(Structured figure records)
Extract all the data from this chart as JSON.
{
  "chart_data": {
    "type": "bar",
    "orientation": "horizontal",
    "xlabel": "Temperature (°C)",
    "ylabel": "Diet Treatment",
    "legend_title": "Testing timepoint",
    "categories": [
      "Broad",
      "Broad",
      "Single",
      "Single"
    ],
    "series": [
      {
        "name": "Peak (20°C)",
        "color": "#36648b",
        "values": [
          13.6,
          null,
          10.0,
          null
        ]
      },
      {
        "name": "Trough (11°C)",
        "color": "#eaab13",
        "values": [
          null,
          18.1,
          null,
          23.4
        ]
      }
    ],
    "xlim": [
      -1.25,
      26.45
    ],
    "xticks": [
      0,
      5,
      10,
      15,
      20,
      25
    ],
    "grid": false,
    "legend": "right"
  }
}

#### [The task]
Return each entry from the material above exactly as it appears.

#### [Solved problem]
Extract all the data from this chart as JSON.
{
  "chart_data": {
    "type": "bar",
    "orientation": "horizontal",
    "xlabel": "Temperature (°C)",
    "ylabel": "Diet Treatment",
    "legend_title": "Testing timepoint",
    "categories": [
      "Broad",
      "Broad",
      "Single",
      "Single"
    ],
    "series": [
      {
        "name": "Peak (20°C)",
        "color": "#36648b",
        "values": [
          13.6,
          null,
          10.0,
          null
        ]
      },
      {
        "name": "Trough (11°C)",
        "color": "#eaab13",
        "values": [
          null,
          18.1,
          null,
          23.4
        ]
      }
    ],
    "xlim": [
      -1.25,
      26.45
    ],
    "xticks": [
      0,
      5,
      10,
      15,
      20,
      25
    ],
    "grid": false,
    "legend": "right"
  }
}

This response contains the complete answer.